Items –
## Begin

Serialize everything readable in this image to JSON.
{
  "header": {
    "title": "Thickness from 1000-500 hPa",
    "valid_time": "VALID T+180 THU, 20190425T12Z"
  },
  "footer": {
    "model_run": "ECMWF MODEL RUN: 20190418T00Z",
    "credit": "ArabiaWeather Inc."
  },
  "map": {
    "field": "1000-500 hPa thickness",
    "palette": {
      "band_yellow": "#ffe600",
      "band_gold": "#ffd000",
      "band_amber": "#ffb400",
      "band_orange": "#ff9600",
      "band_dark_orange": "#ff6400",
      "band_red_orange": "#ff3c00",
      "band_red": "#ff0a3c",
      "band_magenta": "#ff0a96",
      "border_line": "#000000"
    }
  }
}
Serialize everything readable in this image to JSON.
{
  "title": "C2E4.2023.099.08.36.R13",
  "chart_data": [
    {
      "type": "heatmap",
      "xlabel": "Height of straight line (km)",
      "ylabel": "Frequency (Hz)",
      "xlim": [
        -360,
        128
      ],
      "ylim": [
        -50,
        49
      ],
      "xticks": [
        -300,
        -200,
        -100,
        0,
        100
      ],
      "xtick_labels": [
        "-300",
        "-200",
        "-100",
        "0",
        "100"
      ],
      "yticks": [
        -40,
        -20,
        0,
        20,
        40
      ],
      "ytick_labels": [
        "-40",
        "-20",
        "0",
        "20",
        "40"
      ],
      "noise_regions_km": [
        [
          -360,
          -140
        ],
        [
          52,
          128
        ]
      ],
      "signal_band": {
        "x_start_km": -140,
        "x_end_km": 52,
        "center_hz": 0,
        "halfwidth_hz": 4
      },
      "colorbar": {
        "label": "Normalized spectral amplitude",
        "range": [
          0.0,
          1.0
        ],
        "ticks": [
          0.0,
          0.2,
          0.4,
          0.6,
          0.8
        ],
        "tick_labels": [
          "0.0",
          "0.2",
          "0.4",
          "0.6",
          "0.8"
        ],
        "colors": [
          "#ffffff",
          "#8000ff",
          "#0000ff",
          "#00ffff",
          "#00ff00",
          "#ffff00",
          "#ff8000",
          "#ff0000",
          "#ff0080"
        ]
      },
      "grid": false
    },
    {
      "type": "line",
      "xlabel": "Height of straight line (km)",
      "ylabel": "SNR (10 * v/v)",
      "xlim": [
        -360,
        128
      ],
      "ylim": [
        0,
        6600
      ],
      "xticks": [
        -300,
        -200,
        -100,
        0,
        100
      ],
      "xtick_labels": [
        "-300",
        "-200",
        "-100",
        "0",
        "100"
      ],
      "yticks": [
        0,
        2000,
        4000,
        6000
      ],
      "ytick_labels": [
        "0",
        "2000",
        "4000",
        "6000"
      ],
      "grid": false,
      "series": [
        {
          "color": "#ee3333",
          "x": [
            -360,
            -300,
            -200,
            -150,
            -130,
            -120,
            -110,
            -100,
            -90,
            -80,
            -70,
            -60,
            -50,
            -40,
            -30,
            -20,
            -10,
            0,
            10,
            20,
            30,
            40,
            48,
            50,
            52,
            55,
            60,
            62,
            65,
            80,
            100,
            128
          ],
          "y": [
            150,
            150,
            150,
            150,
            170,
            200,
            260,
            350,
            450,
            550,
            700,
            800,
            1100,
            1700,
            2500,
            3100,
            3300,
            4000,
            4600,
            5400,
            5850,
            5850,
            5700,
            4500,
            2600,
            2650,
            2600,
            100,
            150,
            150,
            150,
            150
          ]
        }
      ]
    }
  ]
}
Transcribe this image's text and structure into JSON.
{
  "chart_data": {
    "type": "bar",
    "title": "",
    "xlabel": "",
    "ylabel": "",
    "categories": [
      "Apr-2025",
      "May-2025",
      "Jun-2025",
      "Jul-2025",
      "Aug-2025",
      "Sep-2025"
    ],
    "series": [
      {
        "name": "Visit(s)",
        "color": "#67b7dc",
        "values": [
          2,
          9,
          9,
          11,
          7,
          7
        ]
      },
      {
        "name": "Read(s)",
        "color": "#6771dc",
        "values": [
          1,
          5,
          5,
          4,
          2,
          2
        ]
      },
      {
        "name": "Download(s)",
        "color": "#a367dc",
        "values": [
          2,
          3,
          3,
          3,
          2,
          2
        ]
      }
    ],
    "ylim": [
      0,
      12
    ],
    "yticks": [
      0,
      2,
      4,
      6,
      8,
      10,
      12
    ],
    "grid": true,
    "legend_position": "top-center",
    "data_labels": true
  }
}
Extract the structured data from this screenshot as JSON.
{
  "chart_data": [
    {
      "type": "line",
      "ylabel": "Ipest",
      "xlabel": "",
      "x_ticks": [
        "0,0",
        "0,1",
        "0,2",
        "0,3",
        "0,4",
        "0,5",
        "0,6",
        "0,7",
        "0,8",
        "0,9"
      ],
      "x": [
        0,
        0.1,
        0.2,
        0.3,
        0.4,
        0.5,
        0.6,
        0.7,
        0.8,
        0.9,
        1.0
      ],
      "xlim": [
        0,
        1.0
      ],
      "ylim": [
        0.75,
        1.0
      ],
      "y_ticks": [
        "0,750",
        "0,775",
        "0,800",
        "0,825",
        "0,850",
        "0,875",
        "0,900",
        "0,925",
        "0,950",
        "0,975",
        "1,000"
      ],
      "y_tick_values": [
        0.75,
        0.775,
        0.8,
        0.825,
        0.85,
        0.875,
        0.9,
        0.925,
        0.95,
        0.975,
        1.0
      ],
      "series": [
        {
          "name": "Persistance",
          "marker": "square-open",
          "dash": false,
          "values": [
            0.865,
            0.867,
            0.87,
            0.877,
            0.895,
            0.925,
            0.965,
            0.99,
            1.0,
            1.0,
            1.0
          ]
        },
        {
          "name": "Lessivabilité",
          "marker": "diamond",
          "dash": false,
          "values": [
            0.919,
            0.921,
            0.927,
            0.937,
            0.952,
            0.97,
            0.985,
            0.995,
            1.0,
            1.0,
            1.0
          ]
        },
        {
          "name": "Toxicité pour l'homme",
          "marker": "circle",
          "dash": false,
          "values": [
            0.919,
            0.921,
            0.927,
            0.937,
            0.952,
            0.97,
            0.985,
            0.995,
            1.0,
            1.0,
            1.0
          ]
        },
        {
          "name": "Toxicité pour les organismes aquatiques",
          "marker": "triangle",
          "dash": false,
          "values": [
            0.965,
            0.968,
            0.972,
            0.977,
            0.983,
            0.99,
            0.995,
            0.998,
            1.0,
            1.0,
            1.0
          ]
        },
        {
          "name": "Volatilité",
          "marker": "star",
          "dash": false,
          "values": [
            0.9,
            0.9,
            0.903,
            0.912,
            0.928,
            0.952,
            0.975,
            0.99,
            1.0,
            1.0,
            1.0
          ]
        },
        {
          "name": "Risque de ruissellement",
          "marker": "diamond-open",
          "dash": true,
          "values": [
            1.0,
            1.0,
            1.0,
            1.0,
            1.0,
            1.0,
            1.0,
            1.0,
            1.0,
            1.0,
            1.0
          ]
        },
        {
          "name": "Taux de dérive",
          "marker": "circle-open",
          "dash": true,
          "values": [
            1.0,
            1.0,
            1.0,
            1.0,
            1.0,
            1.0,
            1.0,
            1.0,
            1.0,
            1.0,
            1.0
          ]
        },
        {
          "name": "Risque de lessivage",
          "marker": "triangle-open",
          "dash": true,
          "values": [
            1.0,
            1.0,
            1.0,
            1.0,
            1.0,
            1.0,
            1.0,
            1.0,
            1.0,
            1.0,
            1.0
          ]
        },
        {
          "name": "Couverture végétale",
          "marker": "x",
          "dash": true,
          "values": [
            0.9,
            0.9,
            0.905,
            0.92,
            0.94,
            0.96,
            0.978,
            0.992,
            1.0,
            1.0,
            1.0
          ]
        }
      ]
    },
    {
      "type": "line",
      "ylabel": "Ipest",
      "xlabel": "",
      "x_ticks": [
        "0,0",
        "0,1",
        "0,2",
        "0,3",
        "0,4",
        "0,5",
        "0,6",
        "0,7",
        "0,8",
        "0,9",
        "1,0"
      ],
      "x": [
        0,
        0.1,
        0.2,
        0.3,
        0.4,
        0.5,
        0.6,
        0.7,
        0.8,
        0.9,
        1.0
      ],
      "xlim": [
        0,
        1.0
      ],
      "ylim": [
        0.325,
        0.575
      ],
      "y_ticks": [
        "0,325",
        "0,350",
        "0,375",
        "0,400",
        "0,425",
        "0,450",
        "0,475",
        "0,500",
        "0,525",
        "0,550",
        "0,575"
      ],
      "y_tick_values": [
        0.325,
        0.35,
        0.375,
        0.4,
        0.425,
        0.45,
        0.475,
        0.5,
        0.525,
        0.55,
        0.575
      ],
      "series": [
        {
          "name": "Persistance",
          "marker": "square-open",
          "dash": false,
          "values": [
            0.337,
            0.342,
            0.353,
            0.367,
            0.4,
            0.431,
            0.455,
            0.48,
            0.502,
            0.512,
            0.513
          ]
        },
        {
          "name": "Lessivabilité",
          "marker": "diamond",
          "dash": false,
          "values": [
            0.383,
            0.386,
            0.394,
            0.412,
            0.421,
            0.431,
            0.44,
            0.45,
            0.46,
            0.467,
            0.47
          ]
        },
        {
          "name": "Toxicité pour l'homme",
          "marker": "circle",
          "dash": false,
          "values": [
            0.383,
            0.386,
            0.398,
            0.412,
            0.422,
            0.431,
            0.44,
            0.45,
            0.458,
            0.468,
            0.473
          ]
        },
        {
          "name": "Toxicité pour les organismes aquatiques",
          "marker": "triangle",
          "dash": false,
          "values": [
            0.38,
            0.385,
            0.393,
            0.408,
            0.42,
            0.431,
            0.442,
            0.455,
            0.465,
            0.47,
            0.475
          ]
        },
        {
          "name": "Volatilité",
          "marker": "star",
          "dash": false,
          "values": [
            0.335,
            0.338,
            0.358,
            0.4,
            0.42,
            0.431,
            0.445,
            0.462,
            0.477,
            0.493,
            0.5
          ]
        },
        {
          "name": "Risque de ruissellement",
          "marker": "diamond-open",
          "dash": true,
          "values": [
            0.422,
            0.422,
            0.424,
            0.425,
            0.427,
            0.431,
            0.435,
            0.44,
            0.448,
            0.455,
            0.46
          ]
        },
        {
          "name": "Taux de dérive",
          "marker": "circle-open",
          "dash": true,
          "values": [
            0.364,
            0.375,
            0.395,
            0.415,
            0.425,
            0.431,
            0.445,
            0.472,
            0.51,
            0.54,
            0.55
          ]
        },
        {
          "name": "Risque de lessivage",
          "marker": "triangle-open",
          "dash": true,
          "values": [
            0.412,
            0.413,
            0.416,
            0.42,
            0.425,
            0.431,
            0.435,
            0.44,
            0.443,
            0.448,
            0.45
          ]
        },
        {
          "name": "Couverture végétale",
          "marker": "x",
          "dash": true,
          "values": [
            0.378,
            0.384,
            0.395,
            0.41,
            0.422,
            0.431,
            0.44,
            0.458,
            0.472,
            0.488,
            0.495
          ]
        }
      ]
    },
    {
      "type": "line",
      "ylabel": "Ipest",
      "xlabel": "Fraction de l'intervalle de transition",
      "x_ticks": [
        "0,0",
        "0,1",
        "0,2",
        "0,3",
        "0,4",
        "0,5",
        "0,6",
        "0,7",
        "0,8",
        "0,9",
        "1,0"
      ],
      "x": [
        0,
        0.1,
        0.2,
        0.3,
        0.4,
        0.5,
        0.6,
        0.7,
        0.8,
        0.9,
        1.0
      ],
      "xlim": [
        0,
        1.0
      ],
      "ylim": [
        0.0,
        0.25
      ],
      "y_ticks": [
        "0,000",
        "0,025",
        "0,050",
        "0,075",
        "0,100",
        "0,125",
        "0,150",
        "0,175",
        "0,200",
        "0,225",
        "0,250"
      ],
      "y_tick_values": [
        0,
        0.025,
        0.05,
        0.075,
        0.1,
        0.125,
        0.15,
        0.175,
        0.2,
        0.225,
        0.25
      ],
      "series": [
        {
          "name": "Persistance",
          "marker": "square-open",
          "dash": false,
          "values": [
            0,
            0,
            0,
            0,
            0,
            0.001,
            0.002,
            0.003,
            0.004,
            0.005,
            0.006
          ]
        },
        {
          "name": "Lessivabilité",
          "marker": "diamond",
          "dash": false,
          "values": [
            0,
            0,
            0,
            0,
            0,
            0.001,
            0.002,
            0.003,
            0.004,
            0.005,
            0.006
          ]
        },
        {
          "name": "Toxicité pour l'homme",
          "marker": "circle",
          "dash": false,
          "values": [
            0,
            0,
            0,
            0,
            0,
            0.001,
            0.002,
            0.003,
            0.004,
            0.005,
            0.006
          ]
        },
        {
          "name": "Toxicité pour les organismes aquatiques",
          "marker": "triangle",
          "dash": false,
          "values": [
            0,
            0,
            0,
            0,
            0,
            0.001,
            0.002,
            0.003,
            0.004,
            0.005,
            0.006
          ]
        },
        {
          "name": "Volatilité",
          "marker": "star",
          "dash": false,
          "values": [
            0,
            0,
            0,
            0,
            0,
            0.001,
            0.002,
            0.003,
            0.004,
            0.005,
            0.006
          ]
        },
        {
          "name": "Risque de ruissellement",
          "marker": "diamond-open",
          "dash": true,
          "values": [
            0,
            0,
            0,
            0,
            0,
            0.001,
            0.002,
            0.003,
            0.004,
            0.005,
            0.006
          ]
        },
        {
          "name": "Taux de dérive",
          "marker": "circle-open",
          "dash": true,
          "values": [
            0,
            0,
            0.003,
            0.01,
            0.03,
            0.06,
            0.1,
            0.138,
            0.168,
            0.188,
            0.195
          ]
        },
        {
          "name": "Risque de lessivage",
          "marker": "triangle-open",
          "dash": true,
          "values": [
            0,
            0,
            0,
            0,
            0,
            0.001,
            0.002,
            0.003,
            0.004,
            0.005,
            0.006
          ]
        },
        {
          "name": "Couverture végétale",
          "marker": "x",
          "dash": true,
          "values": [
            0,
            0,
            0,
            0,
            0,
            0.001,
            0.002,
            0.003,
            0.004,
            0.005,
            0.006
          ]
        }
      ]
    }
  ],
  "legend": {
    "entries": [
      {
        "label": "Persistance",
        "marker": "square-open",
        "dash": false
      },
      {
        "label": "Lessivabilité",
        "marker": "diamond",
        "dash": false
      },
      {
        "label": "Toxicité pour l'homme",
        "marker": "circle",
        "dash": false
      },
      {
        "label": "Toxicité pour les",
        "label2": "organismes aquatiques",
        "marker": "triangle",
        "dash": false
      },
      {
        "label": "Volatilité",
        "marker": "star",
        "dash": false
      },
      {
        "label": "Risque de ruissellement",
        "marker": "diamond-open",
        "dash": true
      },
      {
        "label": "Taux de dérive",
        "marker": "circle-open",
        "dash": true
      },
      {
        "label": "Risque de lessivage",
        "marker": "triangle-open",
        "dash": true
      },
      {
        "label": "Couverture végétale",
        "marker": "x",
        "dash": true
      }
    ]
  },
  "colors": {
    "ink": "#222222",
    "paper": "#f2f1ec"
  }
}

## End

Task description –
In the entries above, find each line with the word "JSON" and show it.

Exercise response –
Serialize everything readable in this image to JSON.
Serialize everything readable in this image to JSON.
Transcribe this image's text and structure into JSON.
Extract the structured data from this screenshot as JSON.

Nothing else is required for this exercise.